• _Problem statement_
In the pigeon-keeping forum thread, what size is the space that mystery plans to keep the pigeons in?

I supply my pigeons with leafy greens, broccoli and minced carrots daily and they love them.


----------



## mystery (Jan 13, 2007)

thanks for that i will just get them a pigeon mix from scats then and i can provide them with the other stated stuff because my mum grows alot of plants. 
and about the males fighting: does that mean that you can never put males together? i have experience with chickens and bantams and know that if cockerels arent brought up together they will never live happily together, i just assumed any pigeons could live together because i thought people kept loads of different pairs together in their loft or can male pigeons get used to each other unlike chickens?


----------



## Charis (Feb 11, 2007)

Males can be in the same aviary together but not a small confined space.How large is the space you will be keeping them in?


----------



## mystery (Jan 13, 2007)

i think its roughly about 6 ft in length, 4 ft wide and about 5 ft high, is that enough space for 2 pairs so that they wont fight? i did that calculation thing and it came up as 7.2 so i assume its ample space for 4 pigeons


----------



## Charis (Feb 11, 2007)

• _Given records_
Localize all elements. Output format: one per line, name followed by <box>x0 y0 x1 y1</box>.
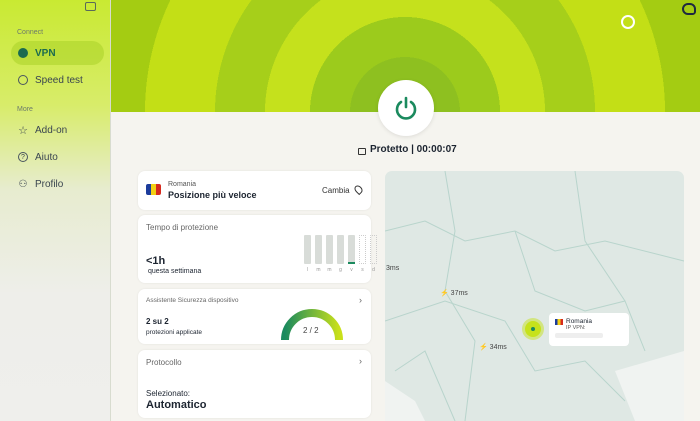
power-button[interactable] <box>378 80 434 136</box>
connection-status: Protetto | 00:00:07 <box>358 144 457 155</box>
protection-title: Tempo di protezione <box>146 223 219 232</box>
day-label: s <box>361 267 364 273</box>
location-label: Posizione più veloce <box>168 190 257 200</box>
map-borders <box>385 171 684 421</box>
protection-sub: questa settimana <box>148 268 202 275</box>
location-pin-icon <box>352 183 365 196</box>
day-bar: m <box>315 235 322 273</box>
protocol-card[interactable]: Protocollo › Selezionato: Automatico <box>138 350 371 418</box>
change-location-button[interactable]: Cambia <box>322 186 350 195</box>
lock-icon <box>358 147 366 155</box>
security-card[interactable]: Assistente Sicurezza dispositivo › 2 su … <box>138 289 371 344</box>
romania-flag-icon <box>146 184 161 195</box>
day-bar: m <box>326 235 333 273</box>
day-bar: s <box>359 235 366 273</box>
connected-location-marker[interactable] <box>525 321 541 337</box>
security-sub: protezioni applicate <box>146 329 203 336</box>
status-indicator <box>621 15 635 29</box>
server-pin-label[interactable]: 34ms <box>489 344 507 351</box>
protocol-title: Protocollo <box>146 358 182 367</box>
section-more: More <box>17 106 33 113</box>
sidebar-item-label: Add-on <box>35 124 68 136</box>
protocol-selected-label: Selezionato: <box>146 389 191 398</box>
server-pin-label[interactable]: 3ms <box>386 265 400 272</box>
day-label: l <box>306 267 309 273</box>
security-title: Assistente Sicurezza dispositivo <box>146 297 239 304</box>
popup-country: Romania <box>566 318 593 325</box>
gauge-label: 2 / 2 <box>303 326 319 335</box>
sidebar-item-profilo[interactable]: ⚇ Profilo <box>11 172 104 196</box>
day-bar: v <box>348 235 355 273</box>
hero-banner <box>0 0 700 112</box>
sidebar-item-add-on[interactable]: ☆ Add-on <box>11 118 104 142</box>
sidebar-toggle-icon[interactable] <box>85 2 96 11</box>
sidebar-item-label: Profilo <box>35 178 64 190</box>
day-label: v <box>350 267 353 273</box>
day-bar: g <box>337 235 344 273</box>
location-popup: Romania IP VPN: <box>549 313 629 346</box>
day-bar: l <box>304 235 311 273</box>
bolt-icon: ⚡ <box>479 344 488 351</box>
power-icon <box>395 96 417 120</box>
sidebar-item-label: Aiuto <box>35 151 58 163</box>
protocol-selected: Automatico <box>146 399 207 411</box>
security-gauge <box>281 309 343 341</box>
speedometer-icon <box>18 75 28 85</box>
section-connect: Connect <box>17 29 44 36</box>
map[interactable]: 3ms ⚡ 37ms ⚡ 34ms Romania IP VPN: <box>385 171 684 421</box>
protection-value: <1h <box>146 255 166 267</box>
status-text: Protetto | 00:00:07 <box>370 144 457 155</box>
chevron-right-icon: › <box>359 295 362 305</box>
chevron-right-icon: › <box>359 356 362 366</box>
romania-flag-icon <box>555 318 563 325</box>
help-icon: ? <box>18 152 28 162</box>
sidebar-item-aiuto[interactable]: ? Aiuto <box>11 145 104 169</box>
vpn-icon <box>18 48 28 58</box>
bolt-icon: ⚡ <box>440 290 449 297</box>
server-pin-label[interactable]: 37ms <box>450 290 468 297</box>
protection-time-card: Tempo di protezione <1h questa settimana… <box>138 215 377 283</box>
popup-ip-label: IP VPN: <box>566 325 586 331</box>
location-country: Romania <box>168 181 197 188</box>
sidebar-item-label: Speed test <box>35 74 83 86</box>
sidebar: Connect VPN Speed test More ☆ Add-on ? Aiu… <box>0 0 111 421</box>
sidebar-item-vpn[interactable]: VPN <box>11 41 104 65</box>
security-value: 2 su 2 <box>146 317 169 326</box>
sidebar-item-speed-test[interactable]: Speed test <box>11 68 104 92</box>
sidebar-item-label: VPN <box>35 47 56 59</box>
day-label: m <box>327 267 332 273</box>
location-card[interactable]: Romania Posizione più veloce Cambia <box>138 171 371 210</box>
day-label: m <box>316 267 321 273</box>
day-label: g <box>339 267 342 273</box>
theme-palette-icon[interactable] <box>682 3 696 15</box>
star-icon: ☆ <box>18 124 28 137</box>
day-bar: d <box>370 235 377 273</box>
day-label: d <box>372 267 375 273</box>
user-icon: ⚇ <box>18 178 28 190</box>
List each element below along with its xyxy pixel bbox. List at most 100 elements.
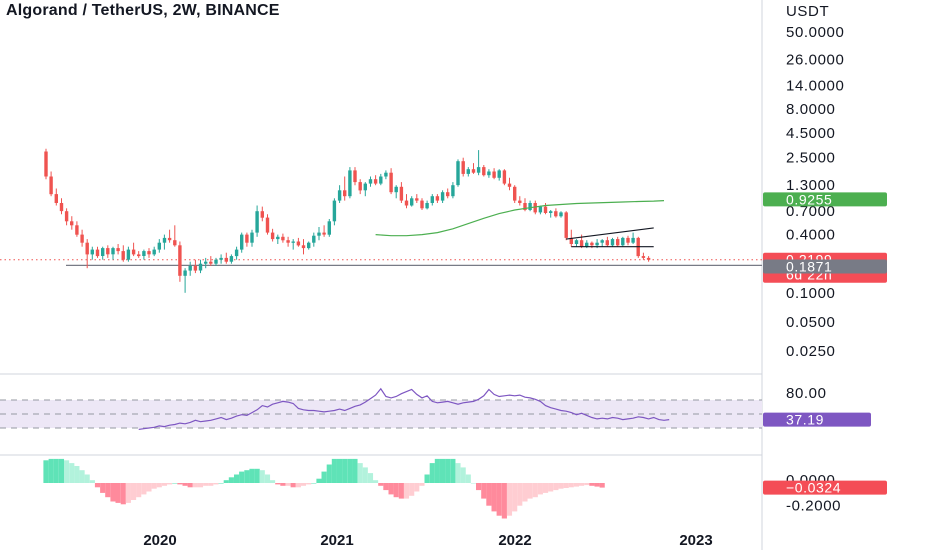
candle-body xyxy=(621,237,625,246)
candle-body xyxy=(394,186,398,193)
macd-bar xyxy=(362,467,368,483)
candle-body xyxy=(317,232,321,236)
chart-title: Algorand / TetherUS, 2W, BINANCE xyxy=(6,2,280,19)
candle-body xyxy=(538,206,543,213)
candle-body xyxy=(543,206,548,213)
macd-bar xyxy=(393,483,399,498)
time-axis-label: 2020 xyxy=(143,532,176,549)
macd-bar xyxy=(239,471,245,483)
candle-body xyxy=(492,171,496,178)
candle-body xyxy=(44,151,48,177)
candle-body xyxy=(209,261,213,264)
macd-axis-label: -0.2000 xyxy=(786,498,841,515)
macd-bar xyxy=(388,483,394,495)
candle-body xyxy=(600,240,604,243)
rsi-pane[interactable] xyxy=(0,387,762,430)
candle-body xyxy=(245,234,249,243)
candle-body xyxy=(265,217,270,233)
candle-body xyxy=(204,261,208,264)
macd-pane[interactable] xyxy=(43,458,605,519)
macd-bar xyxy=(434,458,440,483)
candle-body xyxy=(162,237,167,243)
price-axis-label: 8.0000 xyxy=(786,101,835,118)
macd-bar xyxy=(84,474,90,483)
macd-bar xyxy=(58,458,65,483)
macd-bar xyxy=(496,483,502,516)
candle-body xyxy=(240,234,244,250)
candle-body xyxy=(446,192,450,197)
candle-body xyxy=(487,171,491,176)
candle-body xyxy=(569,237,573,244)
candle-body xyxy=(502,170,507,184)
candle-body xyxy=(307,242,311,249)
price-tag-label: 0.9255 xyxy=(786,191,832,207)
candle-body xyxy=(410,198,414,206)
macd-bar xyxy=(558,483,564,489)
candle-body xyxy=(137,254,141,257)
price-axis[interactable]: USDT 50.0000 26.0000 14.0000 8.0000 4.5000 2.5… xyxy=(763,3,887,515)
candle-body xyxy=(270,232,275,240)
candle-body xyxy=(482,167,486,176)
candle-body xyxy=(523,203,527,210)
candle-body xyxy=(456,161,460,186)
macd-bar xyxy=(89,480,95,483)
price-tag xyxy=(763,192,887,207)
moving-average-line xyxy=(375,200,665,237)
macd-bar xyxy=(331,458,337,483)
candle-body xyxy=(286,240,290,243)
candle-body xyxy=(219,257,223,260)
macd-bar xyxy=(414,483,420,492)
candle-body xyxy=(178,245,182,276)
macd-bar xyxy=(290,483,296,488)
candle-body xyxy=(646,257,651,260)
macd-bar xyxy=(548,483,554,492)
macd-bar xyxy=(470,483,477,484)
macd-bar xyxy=(208,483,214,486)
candle-body xyxy=(250,232,254,243)
macd-bar xyxy=(161,483,168,486)
candle-body xyxy=(291,241,295,243)
macd-bar xyxy=(465,474,471,483)
price-axis-label: 1.3000 xyxy=(786,177,835,194)
macd-bar xyxy=(110,483,116,502)
candle-body xyxy=(415,198,419,201)
candle-body xyxy=(111,248,115,255)
macd-bar xyxy=(398,483,404,499)
macd-bar xyxy=(429,463,435,483)
candle-body xyxy=(435,196,440,201)
candle-body xyxy=(595,242,599,246)
macd-bar xyxy=(553,483,559,491)
candle-body xyxy=(564,212,568,238)
candle-body xyxy=(399,186,404,201)
macd-bar xyxy=(218,483,224,484)
candle-body xyxy=(549,211,553,213)
rsi-value-label: 37.19 xyxy=(786,412,824,428)
price-axis-label: 0.0250 xyxy=(786,343,835,360)
candle-body xyxy=(579,240,584,247)
candle-body xyxy=(574,240,579,244)
candle-body xyxy=(425,203,429,209)
candle-body xyxy=(451,185,455,197)
candle-body xyxy=(476,167,481,173)
time-axis[interactable]: 2020 2021 2022 2023 xyxy=(143,532,712,549)
candle-body xyxy=(404,200,409,206)
candle-body xyxy=(214,259,218,264)
price-pane[interactable] xyxy=(0,0,763,550)
candle-body xyxy=(518,200,522,203)
macd-bar xyxy=(136,483,142,498)
macd-bar xyxy=(373,480,379,483)
macd-bar xyxy=(476,483,482,491)
candle-body xyxy=(348,170,352,197)
candle-body xyxy=(234,249,239,257)
candle-body xyxy=(363,183,367,191)
candle-body xyxy=(157,242,161,250)
candle-body xyxy=(497,170,501,178)
price-axis-label: 0.1000 xyxy=(786,285,835,302)
candle-body xyxy=(260,211,264,218)
candle-body xyxy=(533,203,537,213)
macd-bar xyxy=(249,468,255,483)
macd-bar xyxy=(512,483,518,512)
macd-bar xyxy=(573,483,580,487)
price-axis-label: 14.0000 xyxy=(786,77,844,94)
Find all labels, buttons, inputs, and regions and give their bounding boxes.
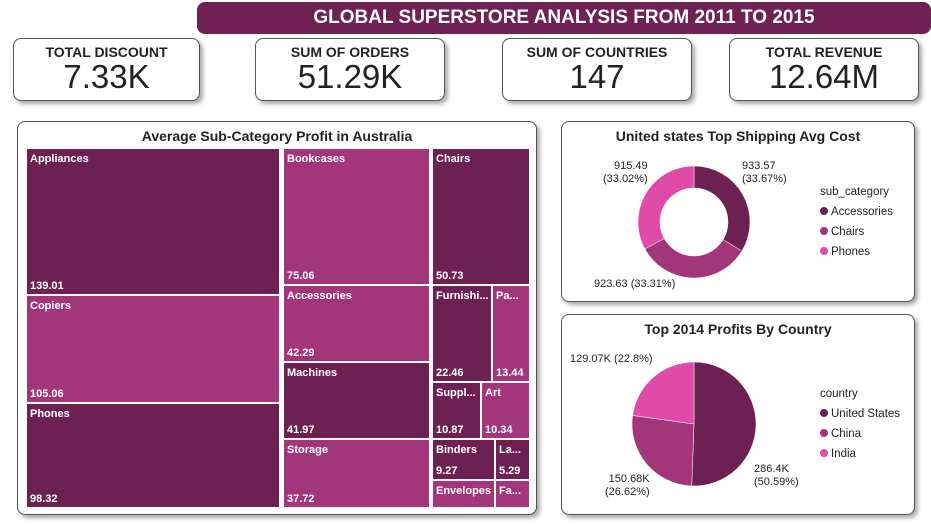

• _Correct answer_
Roughly 6 ft long, 4 ft wide and 5 ft high.